* DIRECTIVE *
Your answer should be a single number: the count of lines containing "panel".

>> start RECORDS TO PROCESS

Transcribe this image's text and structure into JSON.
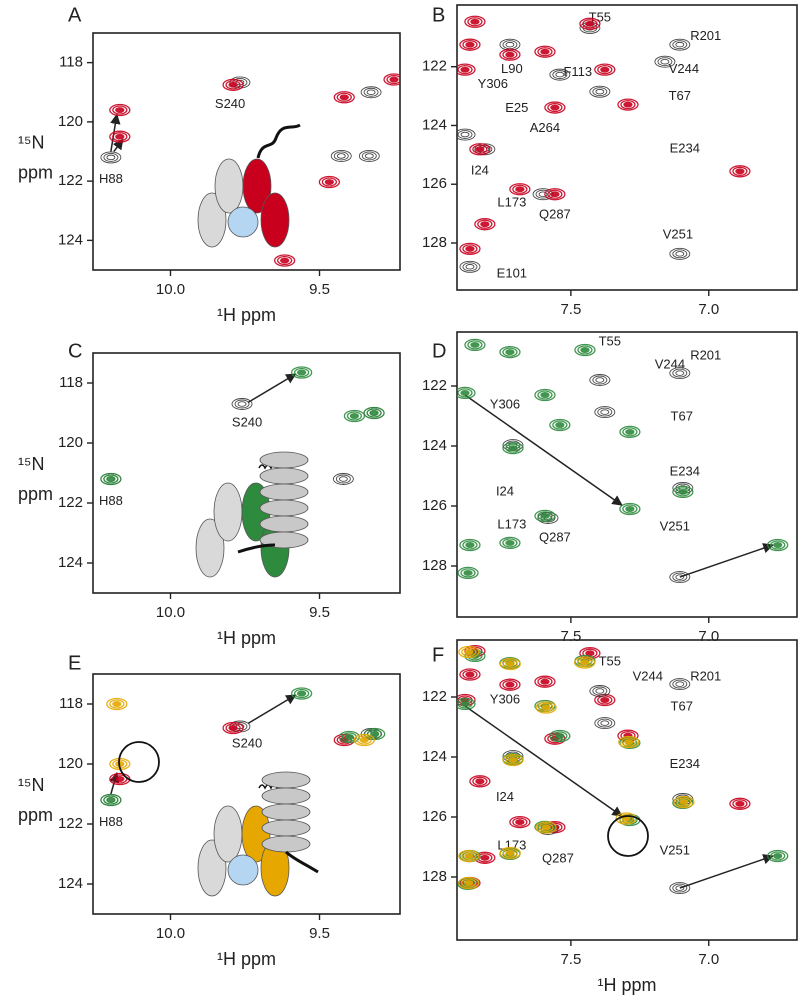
{
  "chart_data": [
    {
      "type": "scatter",
      "panel": "A",
      "xlabel": "¹H ppm",
      "ylabel": [
        "¹⁵N",
        "ppm"
      ],
      "xlim": [
        10.26,
        9.23
      ],
      "ylim": [
        125,
        117
      ],
      "xticks": [
        {
          "value": 10,
          "label": "10.0"
        },
        9.5
      ],
      "yticks": [
        118,
        120,
        122,
        124
      ],
      "series": [
        {
          "color": "#333333",
          "x": [
            10.2,
            9.767,
            9.327,
            9.427,
            9.333
          ],
          "y": [
            121.2,
            118.67,
            119.0,
            121.15,
            121.15
          ]
        },
        {
          "color": "#c8001e",
          "x": [
            10.17,
            10.17,
            9.79,
            9.417,
            9.25,
            9.467,
            9.617
          ],
          "y": [
            119.6,
            120.5,
            118.75,
            119.17,
            118.57,
            122.03,
            124.68
          ]
        }
      ],
      "annotations": [
        {
          "text": "S240",
          "x": 9.8,
          "y": 119.41
        },
        {
          "text": "H88",
          "x": 10.2,
          "y": 121.95
        }
      ],
      "arrows": [
        {
          "from": [
            10.2,
            121.0
          ],
          "to": [
            10.18,
            119.75
          ]
        },
        {
          "from": [
            10.19,
            121.0
          ],
          "to": [
            10.16,
            120.6
          ]
        }
      ]
    },
    {
      "type": "scatter",
      "panel": "B",
      "xlim": [
        7.913,
        6.68
      ],
      "ylim": [
        129.6,
        119.9
      ],
      "xticks": [
        7.5,
        {
          "value": 7,
          "label": "7.0"
        }
      ],
      "yticks": [
        122,
        124,
        126,
        128
      ],
      "series": [
        {
          "color": "#333333",
          "x": [
            7.431,
            7.105,
            7.395,
            7.159,
            7.601,
            7.105,
            7.721,
            7.884,
            7.866,
            7.54,
            7.812
          ],
          "y": [
            120.68,
            121.25,
            122.85,
            121.83,
            126.34,
            128.37,
            121.25,
            124.31,
            128.81,
            122.27,
            124.81
          ]
        },
        {
          "color": "#c8001e",
          "x": [
            7.848,
            7.866,
            7.884,
            7.558,
            7.431,
            7.293,
            6.887,
            7.685,
            7.558,
            7.866,
            7.812,
            7.721,
            7.594,
            7.377,
            7.83
          ],
          "y": [
            120.47,
            121.25,
            122.1,
            123.39,
            120.54,
            123.29,
            125.56,
            126.17,
            126.34,
            128.2,
            127.36,
            121.59,
            121.49,
            122.1,
            124.81
          ]
        }
      ],
      "annotations": [
        {
          "text": "T55",
          "x": 7.395,
          "y": 120.34
        },
        {
          "text": "R201",
          "x": 7.011,
          "y": 120.98
        },
        {
          "text": "L90",
          "x": 7.714,
          "y": 122.1
        },
        {
          "text": "F113",
          "x": 7.475,
          "y": 122.2
        },
        {
          "text": "V244",
          "x": 7.09,
          "y": 122.1
        },
        {
          "text": "Y306",
          "x": 7.783,
          "y": 122.61
        },
        {
          "text": "E25",
          "x": 7.696,
          "y": 123.42
        },
        {
          "text": "T67",
          "x": 7.105,
          "y": 123.02
        },
        {
          "text": "A264",
          "x": 7.594,
          "y": 124.1
        },
        {
          "text": "E234",
          "x": 7.087,
          "y": 124.81
        },
        {
          "text": "I24",
          "x": 7.83,
          "y": 125.56
        },
        {
          "text": "L173",
          "x": 7.714,
          "y": 126.64
        },
        {
          "text": "Q287",
          "x": 7.558,
          "y": 127.05
        },
        {
          "text": "V251",
          "x": 7.112,
          "y": 127.73
        },
        {
          "text": "E101",
          "x": 7.714,
          "y": 129.05
        }
      ],
      "arrows": []
    },
    {
      "type": "scatter",
      "panel": "C",
      "xlabel": "¹H ppm",
      "ylabel": [
        "¹⁵N",
        "ppm"
      ],
      "xlim": [
        10.26,
        9.23
      ],
      "ylim": [
        125,
        117
      ],
      "xticks": [
        {
          "value": 10,
          "label": "10.0"
        },
        9.5
      ],
      "yticks": [
        118,
        120,
        122,
        124
      ],
      "series": [
        {
          "color": "#333333",
          "x": [
            10.2,
            9.76,
            9.317,
            9.42
          ],
          "y": [
            121.2,
            118.7,
            119.0,
            121.2
          ]
        },
        {
          "color": "#2e8b3e",
          "x": [
            10.2,
            9.56,
            9.383,
            9.317
          ],
          "y": [
            121.2,
            117.65,
            119.1,
            119.0
          ]
        }
      ],
      "annotations": [
        {
          "text": "S240",
          "x": 9.743,
          "y": 119.33
        },
        {
          "text": "H88",
          "x": 10.2,
          "y": 121.95
        }
      ],
      "arrows": [
        {
          "from": [
            9.74,
            118.65
          ],
          "to": [
            9.58,
            117.7
          ]
        }
      ]
    },
    {
      "type": "scatter",
      "panel": "D",
      "xlim": [
        7.913,
        6.68
      ],
      "ylim": [
        129.7,
        120.2
      ],
      "xticks": [
        7.5,
        {
          "value": 7,
          "label": "7.0"
        }
      ],
      "yticks": [
        122,
        124,
        126,
        128
      ],
      "series": [
        {
          "color": "#333333",
          "x": [
            7.105,
            7.395,
            7.377,
            7.094,
            7.105,
            7.583,
            7.71
          ],
          "y": [
            121.57,
            121.8,
            122.87,
            125.4,
            128.37,
            126.4,
            123.97
          ]
        },
        {
          "color": "#2e8b3e",
          "x": [
            7.848,
            7.721,
            7.449,
            7.594,
            7.884,
            7.286,
            7.094,
            7.71,
            7.721,
            7.594,
            7.866,
            7.873,
            7.286,
            6.75,
            7.54
          ],
          "y": [
            120.63,
            120.87,
            120.8,
            122.3,
            122.23,
            123.53,
            125.53,
            124.07,
            127.23,
            126.33,
            127.3,
            128.23,
            126.1,
            127.3,
            123.3
          ]
        }
      ],
      "annotations": [
        {
          "text": "T55",
          "x": 7.359,
          "y": 120.53
        },
        {
          "text": "V244",
          "x": 7.141,
          "y": 121.3
        },
        {
          "text": "R201",
          "x": 7.011,
          "y": 121.0
        },
        {
          "text": "Y306",
          "x": 7.739,
          "y": 122.63
        },
        {
          "text": "T67",
          "x": 7.098,
          "y": 123.03
        },
        {
          "text": "E234",
          "x": 7.087,
          "y": 124.87
        },
        {
          "text": "I24",
          "x": 7.739,
          "y": 125.53
        },
        {
          "text": "L173",
          "x": 7.714,
          "y": 126.63
        },
        {
          "text": "Q287",
          "x": 7.558,
          "y": 127.07
        },
        {
          "text": "V251",
          "x": 7.123,
          "y": 126.7
        }
      ],
      "arrows": [
        {
          "from": [
            7.884,
            122.3
          ],
          "to": [
            7.315,
            125.97
          ]
        },
        {
          "from": [
            7.105,
            128.37
          ],
          "to": [
            6.768,
            127.3
          ]
        }
      ]
    },
    {
      "type": "scatter",
      "panel": "E",
      "xlabel": "¹H ppm",
      "ylabel": [
        "¹⁵N",
        "ppm"
      ],
      "xlim": [
        10.26,
        9.23
      ],
      "ylim": [
        125,
        117
      ],
      "xticks": [
        {
          "value": 10,
          "label": "10.0"
        },
        9.5
      ],
      "yticks": [
        118,
        120,
        122,
        124
      ],
      "series": [
        {
          "color": "#333333",
          "x": [
            10.2,
            9.767,
            9.327
          ],
          "y": [
            121.2,
            118.75,
            119.0
          ]
        },
        {
          "color": "#c8001e",
          "x": [
            10.17,
            9.79,
            9.417
          ],
          "y": [
            120.5,
            118.8,
            119.2
          ]
        },
        {
          "color": "#2e8b3e",
          "x": [
            10.2,
            9.56,
            9.315,
            9.4
          ],
          "y": [
            121.2,
            117.65,
            119.0,
            119.1
          ]
        },
        {
          "color": "#e6a800",
          "x": [
            10.17,
            10.18,
            9.35
          ],
          "y": [
            120.0,
            118.0,
            119.2
          ]
        }
      ],
      "annotations": [
        {
          "text": "S240",
          "x": 9.743,
          "y": 119.33
        },
        {
          "text": "H88",
          "x": 10.2,
          "y": 121.95
        }
      ],
      "arrows": [
        {
          "from": [
            10.2,
            121.0
          ],
          "to": [
            10.18,
            120.3
          ]
        },
        {
          "from": [
            9.74,
            118.65
          ],
          "to": [
            9.58,
            117.7
          ]
        }
      ]
    },
    {
      "type": "scatter",
      "panel": "F",
      "xlabel": "¹H ppm",
      "xlim": [
        7.913,
        6.68
      ],
      "ylim": [
        130.1,
        120.1
      ],
      "xticks": [
        7.5,
        {
          "value": 7,
          "label": "7.0"
        }
      ],
      "yticks": [
        122,
        124,
        126,
        128
      ],
      "series": [
        {
          "color": "#c8001e",
          "x": [
            7.848,
            7.866,
            7.884,
            7.558,
            7.431,
            7.293,
            6.887,
            7.685,
            7.558,
            7.866,
            7.812,
            7.721,
            7.594,
            7.377,
            7.83
          ],
          "y": [
            120.47,
            121.25,
            122.1,
            123.39,
            120.54,
            123.29,
            125.56,
            126.17,
            126.34,
            128.2,
            127.36,
            121.59,
            121.49,
            122.1,
            124.81
          ]
        },
        {
          "color": "#333333",
          "x": [
            7.105,
            7.395,
            7.377,
            7.094,
            7.105,
            7.583,
            7.71
          ],
          "y": [
            121.57,
            121.8,
            122.87,
            125.4,
            128.37,
            126.4,
            123.97
          ]
        },
        {
          "color": "#2e8b3e",
          "x": [
            7.848,
            7.721,
            7.449,
            7.594,
            7.884,
            7.286,
            7.094,
            7.71,
            7.721,
            7.594,
            7.866,
            7.873,
            7.286,
            6.75,
            7.54
          ],
          "y": [
            120.63,
            120.87,
            120.8,
            122.3,
            122.23,
            123.53,
            125.53,
            124.07,
            127.23,
            126.33,
            127.3,
            128.23,
            126.1,
            127.3,
            123.3
          ]
        },
        {
          "color": "#e6a800",
          "x": [
            7.87,
            7.72,
            7.45,
            7.59,
            7.29,
            7.09,
            7.71,
            7.72,
            7.59,
            7.87,
            7.87,
            7.3
          ],
          "y": [
            120.5,
            120.9,
            120.85,
            122.35,
            123.5,
            125.5,
            124.1,
            127.2,
            126.35,
            127.3,
            128.2,
            126.05
          ]
        }
      ],
      "annotations": [
        {
          "text": "T55",
          "x": 7.359,
          "y": 120.83
        },
        {
          "text": "V244",
          "x": 7.221,
          "y": 121.33
        },
        {
          "text": "R201",
          "x": 7.011,
          "y": 121.33
        },
        {
          "text": "Y306",
          "x": 7.739,
          "y": 122.1
        },
        {
          "text": "T67",
          "x": 7.098,
          "y": 122.34
        },
        {
          "text": "E234",
          "x": 7.087,
          "y": 124.25
        },
        {
          "text": "I24",
          "x": 7.739,
          "y": 125.36
        },
        {
          "text": "L173",
          "x": 7.714,
          "y": 126.97
        },
        {
          "text": "Q287",
          "x": 7.547,
          "y": 127.4
        },
        {
          "text": "V251",
          "x": 7.123,
          "y": 127.13
        }
      ],
      "arrows": [
        {
          "from": [
            7.884,
            122.3
          ],
          "to": [
            7.315,
            125.97
          ]
        },
        {
          "from": [
            7.105,
            128.37
          ],
          "to": [
            6.768,
            127.3
          ]
        }
      ]
    }
  ]
}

>> end RECORDS TO PROCESS

* THE COMPLETED TASK *
6